SET EXERCISE => Repeat every record below exactly, omitting any pictures.

[Dataset records on visual material]
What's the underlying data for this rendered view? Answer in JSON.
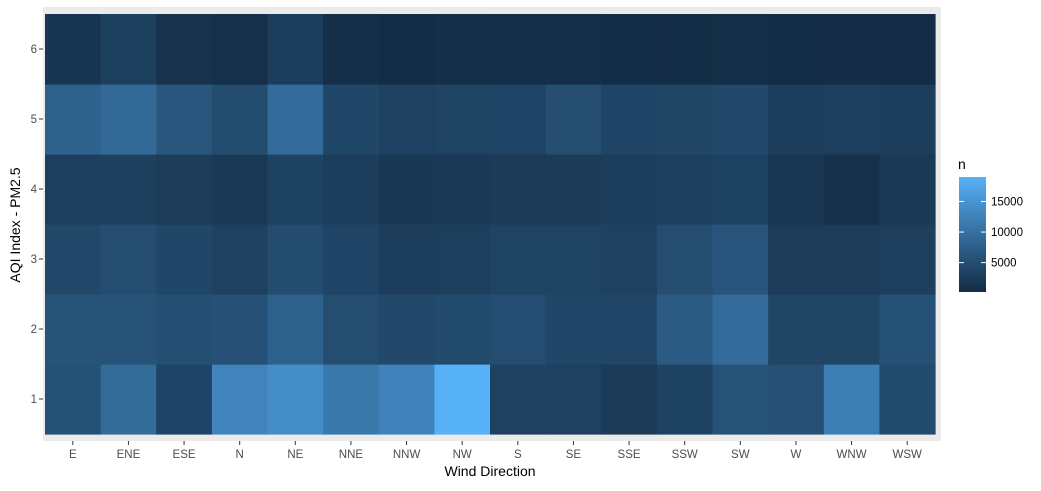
{
  "chart_data": {
    "type": "heatmap",
    "xlabel": "Wind Direction",
    "ylabel": "AQI Index - PM2.5",
    "x_categories": [
      "E",
      "ENE",
      "ESE",
      "N",
      "NE",
      "NNE",
      "NNW",
      "NW",
      "S",
      "SE",
      "SSE",
      "SSW",
      "SW",
      "W",
      "WNW",
      "WSW"
    ],
    "y_categories": [
      "1",
      "2",
      "3",
      "4",
      "5",
      "6"
    ],
    "legend": {
      "title": "n",
      "breaks": [
        5000,
        10000,
        15000
      ],
      "break_labels": [
        "5000",
        "10000",
        "15000"
      ],
      "min": 200,
      "max": 19000,
      "low_color": "#132B43",
      "high_color": "#56B1F7"
    },
    "values": [
      [
        5600,
        9200,
        3600,
        12700,
        14000,
        11200,
        12600,
        19000,
        3300,
        3300,
        2400,
        3400,
        5700,
        5200,
        12000,
        4700
      ],
      [
        5800,
        5800,
        5100,
        5400,
        7600,
        4900,
        4300,
        4700,
        5000,
        4100,
        3900,
        6900,
        9300,
        3800,
        3800,
        5500
      ],
      [
        4200,
        4900,
        4100,
        3300,
        4800,
        3700,
        2800,
        3000,
        3500,
        3500,
        3300,
        4900,
        6000,
        2600,
        2600,
        2900
      ],
      [
        3000,
        3100,
        2600,
        2200,
        3400,
        2700,
        2000,
        2200,
        2500,
        2500,
        2700,
        2900,
        3400,
        1800,
        1100,
        2100
      ],
      [
        7800,
        8900,
        6300,
        4800,
        9300,
        4100,
        3300,
        3500,
        3700,
        4900,
        3700,
        3800,
        4400,
        2700,
        2900,
        2800
      ],
      [
        1700,
        3100,
        1200,
        900,
        2800,
        700,
        500,
        800,
        600,
        600,
        500,
        500,
        600,
        500,
        400,
        400
      ]
    ]
  }
}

COMPLETED TASK =>
What's the underlying data for this rendered view? Answer in JSON.
{
  "chart_data": {
    "type": "heatmap",
    "xlabel": "Wind Direction",
    "ylabel": "AQI Index - PM2.5",
    "x_categories": [
      "E",
      "ENE",
      "ESE",
      "N",
      "NE",
      "NNE",
      "NNW",
      "NW",
      "S",
      "SE",
      "SSE",
      "SSW",
      "SW",
      "W",
      "WNW",
      "WSW"
    ],
    "y_categories": [
      "1",
      "2",
      "3",
      "4",
      "5",
      "6"
    ],
    "legend": {
      "title": "n",
      "breaks": [
        5000,
        10000,
        15000
      ],
      "break_labels": [
        "5000",
        "10000",
        "15000"
      ],
      "min": 200,
      "max": 19000,
      "low_color": "#132B43",
      "high_color": "#56B1F7"
    },
    "values": [
      [
        5600,
        9200,
        3600,
        12700,
        14000,
        11200,
        12600,
        19000,
        3300,
        3300,
        2400,
        3400,
        5700,
        5200,
        12000,
        4700
      ],
      [
        5800,
        5800,
        5100,
        5400,
        7600,
        4900,
        4300,
        4700,
        5000,
        4100,
        3900,
        6900,
        9300,
        3800,
        3800,
        5500
      ],
      [
        4200,
        4900,
        4100,
        3300,
        4800,
        3700,
        2800,
        3000,
        3500,
        3500,
        3300,
        4900,
        6000,
        2600,
        2600,
        2900
      ],
      [
        3000,
        3100,
        2600,
        2200,
        3400,
        2700,
        2000,
        2200,
        2500,
        2500,
        2700,
        2900,
        3400,
        1800,
        1100,
        2100
      ],
      [
        7800,
        8900,
        6300,
        4800,
        9300,
        4100,
        3300,
        3500,
        3700,
        4900,
        3700,
        3800,
        4400,
        2700,
        2900,
        2800
      ],
      [
        1700,
        3100,
        1200,
        900,
        2800,
        700,
        500,
        800,
        600,
        600,
        500,
        500,
        600,
        500,
        400,
        400
      ]
    ]
  }
}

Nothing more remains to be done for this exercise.